(Collected data entries)
◇ ◇ ◇

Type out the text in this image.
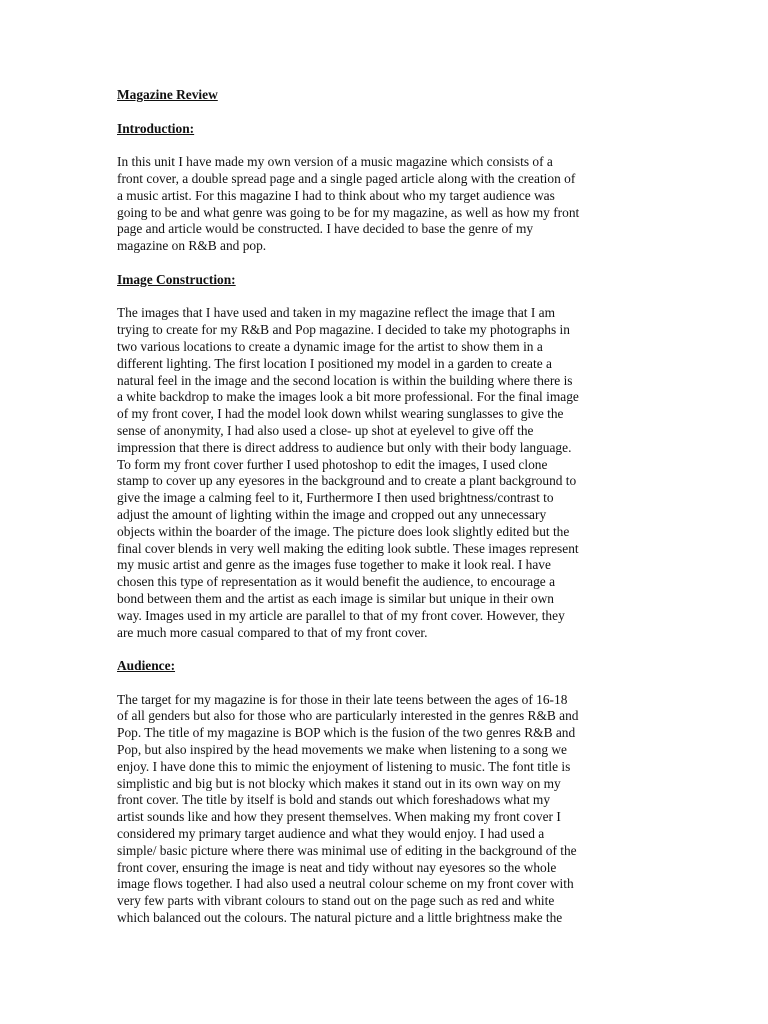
Magazine Review
Introduction:
In this unit I have made my own version of a music magazine which consists of a
front cover, a double spread page and a single paged article along with the creation of
a music artist. For this magazine I had to think about who my target audience was
going to be and what genre was going to be for my magazine, as well as how my front
page and article would be constructed. I have decided to base the genre of my
magazine on R&B and pop.
Image Construction:
The images that I have used and taken in my magazine reflect the image that I am
trying to create for my R&B and Pop magazine. I decided to take my photographs in
two various locations to create a dynamic image for the artist to show them in a
different lighting. The first location I positioned my model in a garden to create a
natural feel in the image and the second location is within the building where there is
a white backdrop to make the images look a bit more professional. For the final image
of my front cover, I had the model look down whilst wearing sunglasses to give the
sense of anonymity, I had also used a close- up shot at eyelevel to give off the
impression that there is direct address to audience but only with their body language.
To form my front cover further I used photoshop to edit the images, I used clone
stamp to cover up any eyesores in the background and to create a plant background to
give the image a calming feel to it, Furthermore I then used brightness/contrast to
adjust the amount of lighting within the image and cropped out any unnecessary
objects within the boarder of the image. The picture does look slightly edited but the
final cover blends in very well making the editing look subtle. These images represent
my music artist and genre as the images fuse together to make it look real. I have
chosen this type of representation as it would benefit the audience, to encourage a
bond between them and the artist as each image is similar but unique in their own
way. Images used in my article are parallel to that of my front cover. However, they
are much more casual compared to that of my front cover.
Audience:
The target for my magazine is for those in their late teens between the ages of 16-18
of all genders but also for those who are particularly interested in the genres R&B and
Pop. The title of my magazine is BOP which is the fusion of the two genres R&B and
Pop, but also inspired by the head movements we make when listening to a song we
enjoy. I have done this to mimic the enjoyment of listening to music. The font title is
simplistic and big but is not blocky which makes it stand out in its own way on my
front cover. The title by itself is bold and stands out which foreshadows what my
artist sounds like and how they present themselves. When making my front cover I
considered my primary target audience and what they would enjoy. I had used a
simple/ basic picture where there was minimal use of editing in the background of the
front cover, ensuring the image is neat and tidy without nay eyesores so the whole
image flows together. I had also used a neutral colour scheme on my front cover with
very few parts with vibrant colours to stand out on the page such as red and white
which balanced out the colours. The natural picture and a little brightness make the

◇ ◇ ◇

AIM: Collect every line with the string "genres" from the records, and copy each.

THE OUTPUT:
of all genders but also for those who are particularly interested in the genres R&B and
Pop. The title of my magazine is BOP which is the fusion of the two genres R&B and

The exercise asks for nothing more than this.